## Data provided

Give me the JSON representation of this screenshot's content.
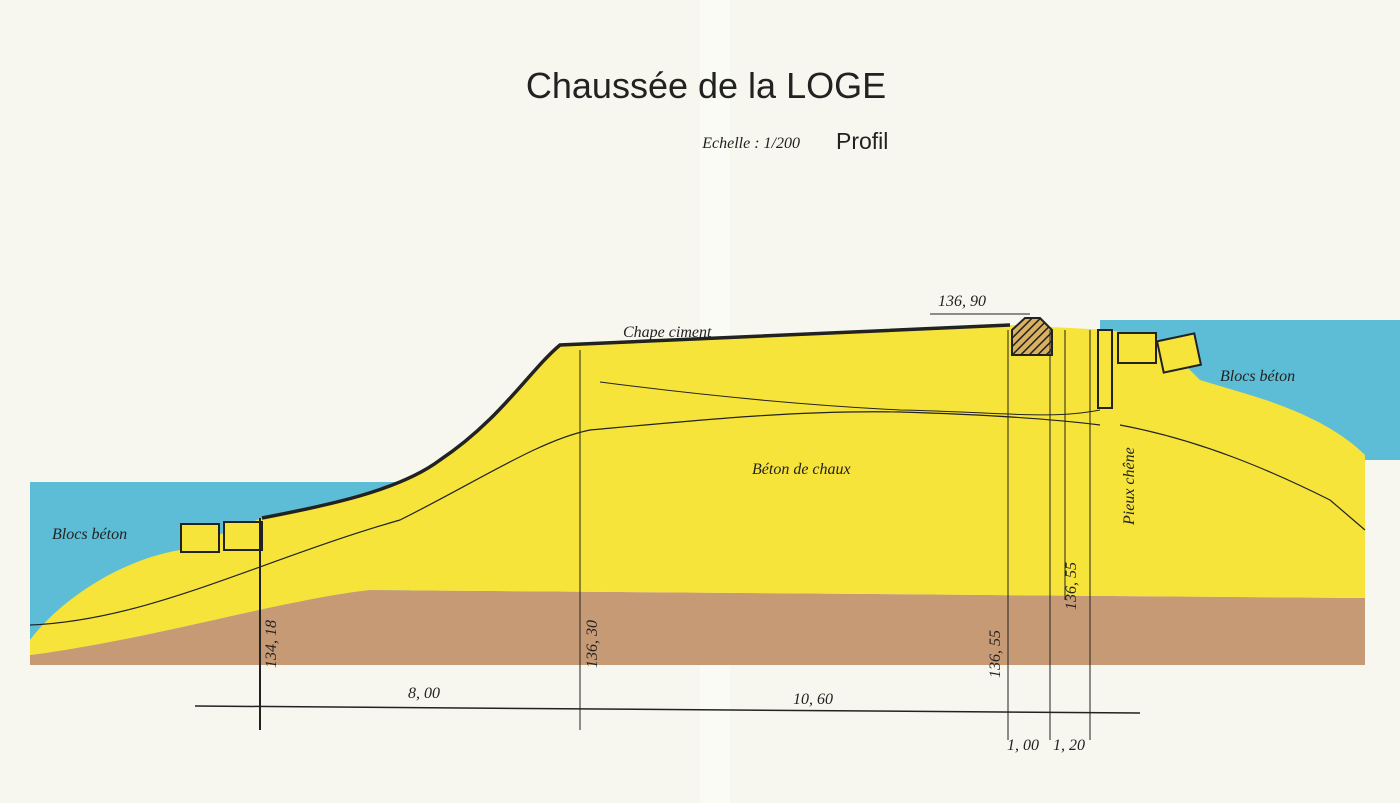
{
  "header": {
    "title": "Chaussée de la LOGE",
    "scale": "Echelle : 1/200",
    "view": "Profil"
  },
  "labels": {
    "cap": "Chape ciment",
    "top_level": "136, 90",
    "blocks_right": "Blocs béton",
    "blocks_left": "Blocs béton",
    "core": "Béton de chaux",
    "piles": "Pieux chêne"
  },
  "levels": [
    "134, 18",
    "136, 30",
    "136, 55",
    "136, 55"
  ],
  "dimensions": [
    "8, 00",
    "10, 60",
    "1, 00",
    "1, 20"
  ]
}
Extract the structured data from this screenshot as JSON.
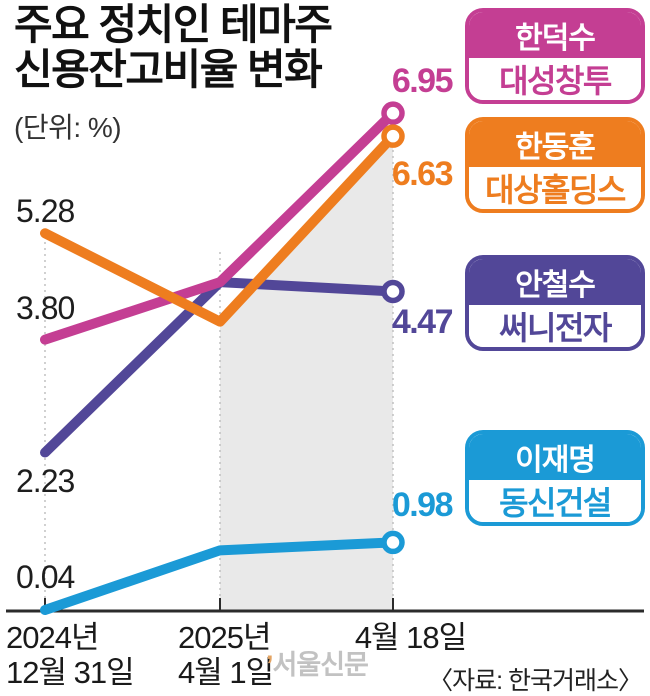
{
  "title": {
    "line1": "주요 정치인 테마주",
    "line2": "신용잔고비율 변화",
    "unit": "(단위: %)"
  },
  "chart_data": {
    "type": "line",
    "title": "주요 정치인 테마주 신용잔고비율 변화",
    "unit": "%",
    "categories": [
      "2024년 12월 31일",
      "2025년 4월 1일",
      "2025년 4월 18일"
    ],
    "tick_labels": [
      {
        "l1": "2024년",
        "l2": "12월 31일"
      },
      {
        "l1": "2025년",
        "l2": "4월 1일"
      },
      {
        "l1": "4월 18일",
        "l2": ""
      }
    ],
    "series": [
      {
        "key": "han-duck-soo",
        "politician": "한덕수",
        "stock": "대성창투",
        "color": "#c43e93",
        "values": [
          3.8,
          4.6,
          6.95
        ],
        "start_label": "3.80",
        "end_label": "6.95"
      },
      {
        "key": "han-dong-hoon",
        "politician": "한동훈",
        "stock": "대상홀딩스",
        "color": "#ee7d1f",
        "values": [
          5.28,
          4.05,
          6.63
        ],
        "start_label": "5.28",
        "end_label": "6.63"
      },
      {
        "key": "ahn-cheol-soo",
        "politician": "안철수",
        "stock": "써니전자",
        "color": "#524798",
        "values": [
          2.23,
          4.6,
          4.47
        ],
        "start_label": "2.23",
        "end_label": "4.47"
      },
      {
        "key": "lee-jae-myung",
        "politician": "이재명",
        "stock": "동신건설",
        "color": "#1b9ad6",
        "values": [
          0.04,
          0.87,
          0.98
        ],
        "start_label": "0.04",
        "end_label": "0.98"
      }
    ],
    "highlight_band": {
      "from": "2025년 4월 1일",
      "to": "2025년 4월 18일",
      "color": "#e9e9e9"
    },
    "ylim": [
      0,
      7.3
    ],
    "legend_position": "right",
    "grid": "dotted-vertical-at-ticks"
  },
  "footer": {
    "watermark_mark": "’",
    "watermark": "서울신문",
    "source": "〈자료: 한국거래소〉"
  }
}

## Required task
Spot every line that holds "JSON" and copy it.

## Result of this task
Give me the JSON representation of this screenshot's content.
Extract the structured data from this screenshot as JSON.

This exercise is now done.